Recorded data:

+---+

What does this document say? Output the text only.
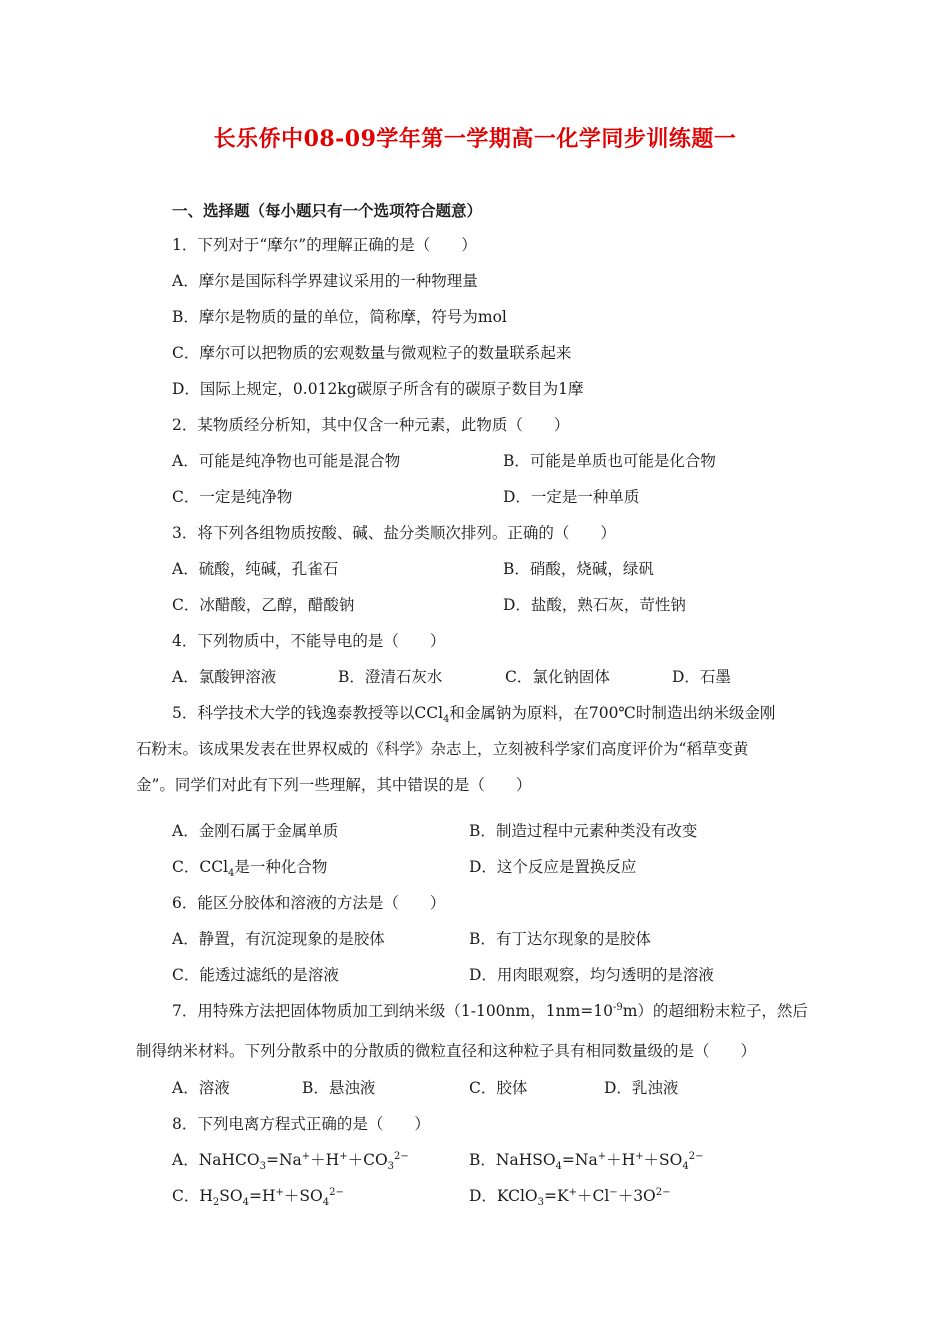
长乐侨中08-09学年第一学期高一化学同步训练题一
一、选择题（每小题只有一个选项符合题意）
1．下列对于“摩尔”的理解正确的是（　　）
A．摩尔是国际科学界建议采用的一种物理量
B．摩尔是物质的量的单位，简称摩，符号为mol
C．摩尔可以把物质的宏观数量与微观粒子的数量联系起来
D．国际上规定，0.012kg碳原子所含有的碳原子数目为1摩
2．某物质经分析知，其中仅含一种元素，此物质（　　）
A．可能是纯净物也可能是混合物	B．可能是单质也可能是化合物
C．一定是纯净物	D．一定是一种单质
3．将下列各组物质按酸、碱、盐分类顺次排列。正确的（　　）
A．硫酸，纯碱，孔雀石	B．硝酸，烧碱，绿矾
C．冰醋酸，乙醇，醋酸钠	D．盐酸，熟石灰，苛性钠
4．下列物质中，不能导电的是（　　）
A．氯酸钾溶液	B．澄清石灰水	C．氯化钠固体	D．石墨
5．科学技术大学的钱逸泰教授等以CCl$_4$和金属钠为原料，在700℃时制造出纳米级金刚
石粉末。该成果发表在世界权威的《科学》杂志上，立刻被科学家们高度评价为“稻草变黄
金”。同学们对此有下列一些理解，其中错误的是（　　）
A．金刚石属于金属单质	B．制造过程中元素种类没有改变
C．CCl$_4$是一种化合物	D．这个反应是置换反应
6．能区分胶体和溶液的方法是（　　）
A．静置，有沉淀现象的是胶体	B．有丁达尔现象的是胶体
C．能透过滤纸的是溶液	D．用肉眼观察，均匀透明的是溶液
7．用特殊方法把固体物质加工到纳米级（1-100nm，$1nm=10^{-9}m$）的超细粉末粒子，然后
制得纳米材料。下列分散系中的分散质的微粒直径和这种粒子具有相同数量级的是（　　）
A．溶液	B．悬浊液	C．胶体	D．乳浊液
8．下列电离方程式正确的是（　　）
A．$NaHCO_3=Na^++H^++CO_3^{2-}$	B．$NaHSO_4=Na^++H^++SO_4^{2-}$
C．$H_2SO_4=H^++SO_4^{2-}$	D．$KClO_3=K^++Cl^-+3O^{2-}$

+---+

### YOUR INSTRUCTIONS
All of the material above needs to be restated exactly, with no pictures.

### EXERCISE SOLUTION
What does this document say? Output the text only.
长乐侨中08-09学年第一学期高一化学同步训练题一
一、选择题（每小题只有一个选项符合题意）
1．下列对于“摩尔”的理解正确的是（　　）
A．摩尔是国际科学界建议采用的一种物理量
B．摩尔是物质的量的单位，简称摩，符号为mol
C．摩尔可以把物质的宏观数量与微观粒子的数量联系起来
D．国际上规定，0.012kg碳原子所含有的碳原子数目为1摩
2．某物质经分析知，其中仅含一种元素，此物质（　　）
A．可能是纯净物也可能是混合物	B．可能是单质也可能是化合物
C．一定是纯净物	D．一定是一种单质
3．将下列各组物质按酸、碱、盐分类顺次排列。正确的（　　）
A．硫酸，纯碱，孔雀石	B．硝酸，烧碱，绿矾
C．冰醋酸，乙醇，醋酸钠	D．盐酸，熟石灰，苛性钠
4．下列物质中，不能导电的是（　　）
A．氯酸钾溶液	B．澄清石灰水	C．氯化钠固体	D．石墨
5．科学技术大学的钱逸泰教授等以CCl$_4$和金属钠为原料，在700℃时制造出纳米级金刚
石粉末。该成果发表在世界权威的《科学》杂志上，立刻被科学家们高度评价为“稻草变黄
金”。同学们对此有下列一些理解，其中错误的是（　　）
A．金刚石属于金属单质	B．制造过程中元素种类没有改变
C．CCl$_4$是一种化合物	D．这个反应是置换反应
6．能区分胶体和溶液的方法是（　　）
A．静置，有沉淀现象的是胶体	B．有丁达尔现象的是胶体
C．能透过滤纸的是溶液	D．用肉眼观察，均匀透明的是溶液
7．用特殊方法把固体物质加工到纳米级（1-100nm，$1nm=10^{-9}m$）的超细粉末粒子，然后
制得纳米材料。下列分散系中的分散质的微粒直径和这种粒子具有相同数量级的是（　　）
A．溶液	B．悬浊液	C．胶体	D．乳浊液
8．下列电离方程式正确的是（　　）
A．$NaHCO_3=Na^++H^++CO_3^{2-}$	B．$NaHSO_4=Na^++H^++SO_4^{2-}$
C．$H_2SO_4=H^++SO_4^{2-}$	D．$KClO_3=K^++Cl^-+3O^{2-}$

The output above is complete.